OBJECTIVE 1:
Answer these questions about the excerpt on Taylor's career offender predicates:
(a) Which article of the Uniform Code of Military Justice covers the burglary conviction?
(b) In what year and in which Illinois county was Taylor convicted of aggravated battery?
(c) What is the case number of that aggravated battery case?

TEXT EXCERPT:
Taylor's presentence investigation report (PSR, Doc. 8-1, ¶¶ 40, 44) listed the following felony offenses to support application of the career offender enhancement:

Burglary and Assault with a Dangerous Weapon under U.S. Military Law (Articles 128 and 129 of the Uniform Code of Military Justice, 10 U.S.C. 928-929); and
Aggravated Battery under Illinois law (720 ILCS 5/12-3 & 5/12/4(b)(8)).

Taylor's burglary and assault with a dangerous weapon conviction is a crime of violence for career offender purposes. These two separate offenses (burglary + assault with a deadly weapon) were committed on the same day with the same victim and no intervening arrest, were sentenced the same day, and thus are "related" cases which count as a single predicate under the Guidelines. So counsel and the Court refer to them collectively as a single conviction.

The burglary conviction was under Article 129 of the Uniform Code of Military Justice, 10 U.S.C. 929, which defines this offense to include breaking and entering, during the nighttime, the dwelling house of another. When Taylor was sentenced, burglary of a dwelling fell squarely within the enumerated clause of U.S.S.G. 4B1.2(a)(2). (The Government also argues that the assault with a deadly weapon conviction under Article 128 of the Uniform Code of Military Justice, 10 U.S.C. 928, fell within the elements clause of U.S.S.G. 4B1.2(a)(1), because it had as an element the use or attempted use of physical force against another person, see Doc. 9, pp. 21-22).

Defense counsel concedes that Taylor's 1987 burglary and assault with a dangerous weapon conviction counts as one predicate offense for career offender purposes (Doc. 6, p. 3; Doc. 7, p. 2). The Court agrees. That is one of the two requisite predicate offenses needed to support a career offender designation.

The Court rejects Taylor's pro se argument that this conviction does not qualify as a career offender predicate.

The thornier issue is whether Taylor's Illinois aggravated battery conviction was properly counted as a predicate. With their briefs, the parties tendered exhibits relevant to Taylor's 1994 Alexander County, Illinois aggravated battery conviction, including the information, the docket sheet, and the "Plea of Guilty" from Case No. 94-CR-125 (see Docs. 7-1, 7-2, 7-3, 7-4). Before addressing the parties' arguments based on those documents, the undersigned must ascertain that the documents can be consulted.

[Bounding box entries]
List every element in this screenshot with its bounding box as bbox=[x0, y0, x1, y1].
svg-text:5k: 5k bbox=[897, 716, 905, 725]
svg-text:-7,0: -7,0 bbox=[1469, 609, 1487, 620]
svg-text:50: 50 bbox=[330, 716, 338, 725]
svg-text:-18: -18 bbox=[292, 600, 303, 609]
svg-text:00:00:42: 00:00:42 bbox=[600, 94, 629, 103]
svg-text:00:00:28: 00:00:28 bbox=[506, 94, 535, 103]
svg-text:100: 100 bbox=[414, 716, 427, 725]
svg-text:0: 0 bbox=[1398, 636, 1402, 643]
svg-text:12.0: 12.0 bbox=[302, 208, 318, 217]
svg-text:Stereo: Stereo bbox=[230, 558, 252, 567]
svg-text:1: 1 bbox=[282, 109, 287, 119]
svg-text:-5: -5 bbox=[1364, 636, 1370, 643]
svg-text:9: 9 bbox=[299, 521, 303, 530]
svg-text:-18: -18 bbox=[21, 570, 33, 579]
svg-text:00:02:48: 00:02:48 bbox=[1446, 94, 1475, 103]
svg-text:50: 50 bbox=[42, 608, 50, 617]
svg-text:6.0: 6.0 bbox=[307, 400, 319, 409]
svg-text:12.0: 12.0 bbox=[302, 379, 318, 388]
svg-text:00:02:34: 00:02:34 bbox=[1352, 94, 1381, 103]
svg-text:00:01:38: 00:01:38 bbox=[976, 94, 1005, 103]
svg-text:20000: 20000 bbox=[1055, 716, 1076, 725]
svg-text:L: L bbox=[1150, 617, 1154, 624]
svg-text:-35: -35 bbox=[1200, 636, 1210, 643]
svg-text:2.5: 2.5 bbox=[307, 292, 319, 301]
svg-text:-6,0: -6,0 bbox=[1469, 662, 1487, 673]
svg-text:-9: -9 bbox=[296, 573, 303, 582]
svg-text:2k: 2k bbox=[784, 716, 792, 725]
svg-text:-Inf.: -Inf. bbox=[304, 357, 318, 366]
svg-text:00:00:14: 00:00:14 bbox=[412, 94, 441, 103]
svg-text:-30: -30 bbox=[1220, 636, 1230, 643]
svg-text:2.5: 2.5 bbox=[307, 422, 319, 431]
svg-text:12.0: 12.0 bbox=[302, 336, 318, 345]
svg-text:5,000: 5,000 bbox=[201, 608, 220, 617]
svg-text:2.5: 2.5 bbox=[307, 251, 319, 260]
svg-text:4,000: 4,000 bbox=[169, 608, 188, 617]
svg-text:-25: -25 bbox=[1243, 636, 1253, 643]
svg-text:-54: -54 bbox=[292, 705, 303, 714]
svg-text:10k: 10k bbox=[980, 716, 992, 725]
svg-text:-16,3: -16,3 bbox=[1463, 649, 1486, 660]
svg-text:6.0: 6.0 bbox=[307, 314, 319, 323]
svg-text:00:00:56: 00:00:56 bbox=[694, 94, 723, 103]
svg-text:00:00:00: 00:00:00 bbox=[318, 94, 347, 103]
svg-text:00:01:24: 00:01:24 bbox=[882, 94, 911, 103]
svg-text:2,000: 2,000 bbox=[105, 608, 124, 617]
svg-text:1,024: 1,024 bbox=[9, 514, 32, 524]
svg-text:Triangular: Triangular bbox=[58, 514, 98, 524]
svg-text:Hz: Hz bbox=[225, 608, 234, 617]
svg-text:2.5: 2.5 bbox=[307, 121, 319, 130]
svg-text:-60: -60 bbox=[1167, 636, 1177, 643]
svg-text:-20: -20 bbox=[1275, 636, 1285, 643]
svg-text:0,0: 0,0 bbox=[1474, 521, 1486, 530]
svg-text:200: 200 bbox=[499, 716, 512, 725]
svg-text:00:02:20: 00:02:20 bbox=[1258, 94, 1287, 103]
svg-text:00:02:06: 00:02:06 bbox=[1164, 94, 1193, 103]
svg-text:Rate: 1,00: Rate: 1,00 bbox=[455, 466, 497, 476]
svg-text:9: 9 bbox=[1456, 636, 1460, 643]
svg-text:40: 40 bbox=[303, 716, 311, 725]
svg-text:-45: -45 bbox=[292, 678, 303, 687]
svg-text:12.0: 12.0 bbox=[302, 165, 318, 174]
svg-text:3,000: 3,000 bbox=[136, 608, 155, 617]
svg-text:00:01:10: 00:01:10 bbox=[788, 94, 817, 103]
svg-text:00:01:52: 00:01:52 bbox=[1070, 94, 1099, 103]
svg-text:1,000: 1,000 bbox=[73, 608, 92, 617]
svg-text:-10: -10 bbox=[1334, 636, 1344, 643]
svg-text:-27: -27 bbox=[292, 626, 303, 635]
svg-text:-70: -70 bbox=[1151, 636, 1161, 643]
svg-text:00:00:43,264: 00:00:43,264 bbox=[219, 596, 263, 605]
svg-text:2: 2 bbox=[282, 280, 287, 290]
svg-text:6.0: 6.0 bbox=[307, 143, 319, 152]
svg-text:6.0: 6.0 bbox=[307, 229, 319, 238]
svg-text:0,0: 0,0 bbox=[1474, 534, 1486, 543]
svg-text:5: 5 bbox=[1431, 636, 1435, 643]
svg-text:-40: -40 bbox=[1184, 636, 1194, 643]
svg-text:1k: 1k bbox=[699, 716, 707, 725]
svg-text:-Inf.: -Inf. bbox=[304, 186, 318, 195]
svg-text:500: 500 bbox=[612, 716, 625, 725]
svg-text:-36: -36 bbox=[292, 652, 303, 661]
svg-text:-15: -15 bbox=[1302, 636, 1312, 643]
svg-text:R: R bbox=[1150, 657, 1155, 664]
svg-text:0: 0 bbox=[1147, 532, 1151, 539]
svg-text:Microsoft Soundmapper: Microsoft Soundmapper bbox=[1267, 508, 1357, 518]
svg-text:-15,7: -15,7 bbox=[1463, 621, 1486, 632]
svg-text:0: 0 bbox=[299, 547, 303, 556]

OBJECTIVE 2:
Output, without any change, the lines of the bounding box entries from the start of the records through the line containing "svg-text:100: 100 bbox=[414, 716, 427, 725]", with both ends included.

TASK RESULT 1:
(a) Article 129
(b) 1994, Alexander County
(c) 94-CR-125

TASK RESULT 2:
List every element in this screenshot with its bounding box as bbox=[x0, y0, x1, y1].
svg-text:5k: 5k bbox=[897, 716, 905, 725]
svg-text:-7,0: -7,0 bbox=[1469, 609, 1487, 620]
svg-text:50: 50 bbox=[330, 716, 338, 725]
svg-text:-18: -18 bbox=[292, 600, 303, 609]
svg-text:00:00:42: 00:00:42 bbox=[600, 94, 629, 103]
svg-text:00:00:28: 00:00:28 bbox=[506, 94, 535, 103]
svg-text:100: 100 bbox=[414, 716, 427, 725]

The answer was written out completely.